DIRECTIVE:
Rewrite only the stretch of data from the line containing "calendar-icon xyxy=(233,228,253,249)" through the line containing "activity-value: 🎉5% Cashback", changing "Received time" to "Arrival time" and leaving every other character unchanged.

Extracted records:
>> start
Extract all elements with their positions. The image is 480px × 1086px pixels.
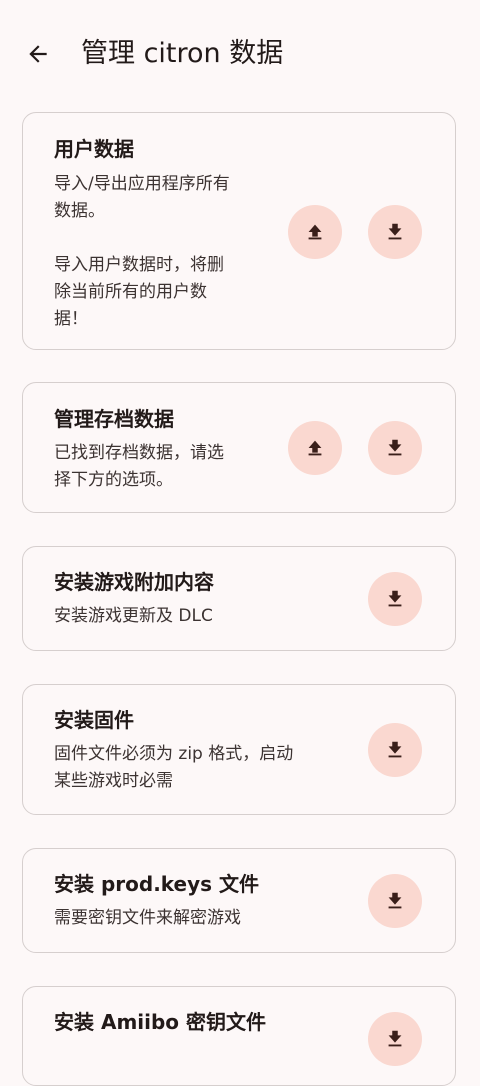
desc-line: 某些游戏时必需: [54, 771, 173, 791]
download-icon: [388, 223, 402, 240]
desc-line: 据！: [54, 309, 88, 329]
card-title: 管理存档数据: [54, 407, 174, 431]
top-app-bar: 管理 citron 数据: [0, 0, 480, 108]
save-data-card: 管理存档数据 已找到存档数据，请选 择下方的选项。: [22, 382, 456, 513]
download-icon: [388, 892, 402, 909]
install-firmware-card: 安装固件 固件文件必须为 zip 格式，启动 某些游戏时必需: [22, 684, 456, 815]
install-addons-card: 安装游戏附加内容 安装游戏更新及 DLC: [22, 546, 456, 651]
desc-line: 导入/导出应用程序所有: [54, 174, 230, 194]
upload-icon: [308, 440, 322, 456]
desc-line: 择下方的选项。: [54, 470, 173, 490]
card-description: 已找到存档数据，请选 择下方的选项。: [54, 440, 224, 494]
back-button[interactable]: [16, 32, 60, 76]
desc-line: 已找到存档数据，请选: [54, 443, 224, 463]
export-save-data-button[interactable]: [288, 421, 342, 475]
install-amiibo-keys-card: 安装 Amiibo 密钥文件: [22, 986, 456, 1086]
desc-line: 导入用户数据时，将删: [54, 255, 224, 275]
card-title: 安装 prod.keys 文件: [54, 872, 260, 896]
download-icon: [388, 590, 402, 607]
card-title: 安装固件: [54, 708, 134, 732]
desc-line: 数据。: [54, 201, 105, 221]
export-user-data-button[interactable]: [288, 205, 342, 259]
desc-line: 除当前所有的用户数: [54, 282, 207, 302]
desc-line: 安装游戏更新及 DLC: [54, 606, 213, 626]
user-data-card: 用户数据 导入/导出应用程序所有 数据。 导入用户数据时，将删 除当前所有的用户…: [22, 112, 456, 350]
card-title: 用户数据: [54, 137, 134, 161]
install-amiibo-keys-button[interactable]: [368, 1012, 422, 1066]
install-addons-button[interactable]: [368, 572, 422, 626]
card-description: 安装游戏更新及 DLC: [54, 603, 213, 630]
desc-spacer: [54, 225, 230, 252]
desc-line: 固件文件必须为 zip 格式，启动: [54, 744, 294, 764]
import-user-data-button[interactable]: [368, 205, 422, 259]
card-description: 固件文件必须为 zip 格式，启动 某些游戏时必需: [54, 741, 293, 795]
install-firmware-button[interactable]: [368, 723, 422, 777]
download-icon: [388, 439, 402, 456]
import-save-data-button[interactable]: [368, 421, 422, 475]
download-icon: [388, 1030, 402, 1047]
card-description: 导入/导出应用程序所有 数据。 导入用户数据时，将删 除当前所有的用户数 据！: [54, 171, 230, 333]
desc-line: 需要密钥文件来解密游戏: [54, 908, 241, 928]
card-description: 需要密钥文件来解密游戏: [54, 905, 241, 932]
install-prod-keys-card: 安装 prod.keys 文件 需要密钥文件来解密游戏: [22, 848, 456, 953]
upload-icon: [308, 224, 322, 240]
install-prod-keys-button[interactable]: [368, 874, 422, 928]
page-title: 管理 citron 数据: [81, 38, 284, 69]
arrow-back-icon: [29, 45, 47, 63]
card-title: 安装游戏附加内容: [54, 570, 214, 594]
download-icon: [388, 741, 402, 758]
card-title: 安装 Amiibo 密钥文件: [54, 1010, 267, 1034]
>> end
>> start
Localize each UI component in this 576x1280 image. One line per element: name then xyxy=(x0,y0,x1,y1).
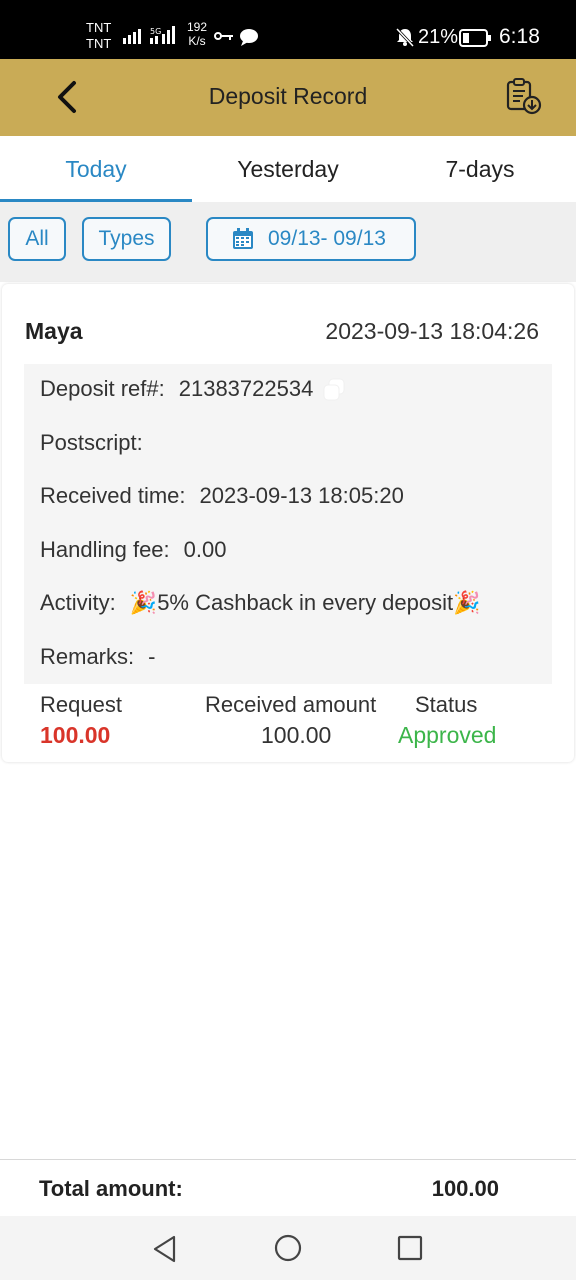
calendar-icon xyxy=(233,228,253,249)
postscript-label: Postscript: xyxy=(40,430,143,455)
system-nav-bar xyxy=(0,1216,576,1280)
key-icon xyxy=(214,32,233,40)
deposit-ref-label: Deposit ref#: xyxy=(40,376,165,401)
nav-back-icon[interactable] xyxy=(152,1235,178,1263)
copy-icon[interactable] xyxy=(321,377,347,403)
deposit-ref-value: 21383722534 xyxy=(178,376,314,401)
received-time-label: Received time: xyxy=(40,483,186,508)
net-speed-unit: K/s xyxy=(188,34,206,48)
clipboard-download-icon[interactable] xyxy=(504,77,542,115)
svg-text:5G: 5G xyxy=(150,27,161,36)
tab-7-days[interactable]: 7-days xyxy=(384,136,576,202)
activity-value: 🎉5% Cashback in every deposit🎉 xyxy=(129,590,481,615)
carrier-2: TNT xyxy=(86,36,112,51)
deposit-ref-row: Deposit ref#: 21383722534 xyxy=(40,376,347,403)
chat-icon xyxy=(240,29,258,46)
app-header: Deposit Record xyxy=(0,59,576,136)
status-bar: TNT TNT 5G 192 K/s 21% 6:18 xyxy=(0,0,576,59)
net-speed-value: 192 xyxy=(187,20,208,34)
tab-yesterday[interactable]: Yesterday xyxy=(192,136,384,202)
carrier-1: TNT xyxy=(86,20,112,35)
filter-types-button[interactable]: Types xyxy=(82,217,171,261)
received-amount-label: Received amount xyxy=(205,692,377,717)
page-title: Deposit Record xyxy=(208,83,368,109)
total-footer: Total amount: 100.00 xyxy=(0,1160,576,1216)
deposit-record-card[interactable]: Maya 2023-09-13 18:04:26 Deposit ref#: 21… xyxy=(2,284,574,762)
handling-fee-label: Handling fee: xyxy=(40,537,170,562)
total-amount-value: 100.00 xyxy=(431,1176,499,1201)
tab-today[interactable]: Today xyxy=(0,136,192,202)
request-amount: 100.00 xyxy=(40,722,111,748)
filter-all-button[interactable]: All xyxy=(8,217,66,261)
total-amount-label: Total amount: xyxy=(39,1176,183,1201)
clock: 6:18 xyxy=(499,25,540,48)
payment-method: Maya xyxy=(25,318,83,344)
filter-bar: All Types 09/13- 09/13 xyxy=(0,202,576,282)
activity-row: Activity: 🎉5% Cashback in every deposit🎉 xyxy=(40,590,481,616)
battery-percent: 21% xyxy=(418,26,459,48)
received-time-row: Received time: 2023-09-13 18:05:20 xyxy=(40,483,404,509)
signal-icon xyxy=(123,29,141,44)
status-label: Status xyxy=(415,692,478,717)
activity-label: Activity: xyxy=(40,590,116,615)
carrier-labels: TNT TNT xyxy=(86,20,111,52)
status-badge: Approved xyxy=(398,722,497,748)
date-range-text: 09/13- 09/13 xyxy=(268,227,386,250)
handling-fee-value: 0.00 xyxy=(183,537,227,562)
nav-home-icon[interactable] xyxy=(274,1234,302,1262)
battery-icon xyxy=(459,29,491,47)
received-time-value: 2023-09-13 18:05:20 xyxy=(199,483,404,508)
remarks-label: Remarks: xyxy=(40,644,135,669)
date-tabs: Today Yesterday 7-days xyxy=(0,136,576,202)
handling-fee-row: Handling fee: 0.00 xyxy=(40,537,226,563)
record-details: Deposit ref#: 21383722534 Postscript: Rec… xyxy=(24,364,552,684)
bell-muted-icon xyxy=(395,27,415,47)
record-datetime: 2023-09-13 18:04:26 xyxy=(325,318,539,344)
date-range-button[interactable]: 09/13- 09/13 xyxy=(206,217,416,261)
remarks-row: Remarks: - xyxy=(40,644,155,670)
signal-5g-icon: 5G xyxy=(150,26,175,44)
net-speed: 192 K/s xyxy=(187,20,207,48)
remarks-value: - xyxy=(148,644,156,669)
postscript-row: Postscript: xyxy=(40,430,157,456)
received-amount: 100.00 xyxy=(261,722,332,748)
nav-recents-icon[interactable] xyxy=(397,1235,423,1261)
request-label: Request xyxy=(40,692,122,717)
>> end
EXERCISE RESPONSE:
calendar-icon xyxy=(233,228,253,249)
postscript-label: Postscript: xyxy=(40,430,143,455)
system-nav-bar xyxy=(0,1216,576,1280)
key-icon xyxy=(214,32,233,40)
deposit-ref-label: Deposit ref#: xyxy=(40,376,165,401)
nav-back-icon[interactable] xyxy=(152,1235,178,1263)
copy-icon[interactable] xyxy=(321,377,347,403)
deposit-ref-value: 21383722534 xyxy=(178,376,314,401)
received-time-label: Arrival time: xyxy=(40,483,186,508)
net-speed-unit: K/s xyxy=(188,34,206,48)
clipboard-download-icon[interactable] xyxy=(504,77,542,115)
svg-text:5G: 5G xyxy=(150,27,161,36)
tab-7-days[interactable]: 7-days xyxy=(384,136,576,202)
activity-value: 🎉5% Cashback in every deposit🎉 xyxy=(129,590,481,615)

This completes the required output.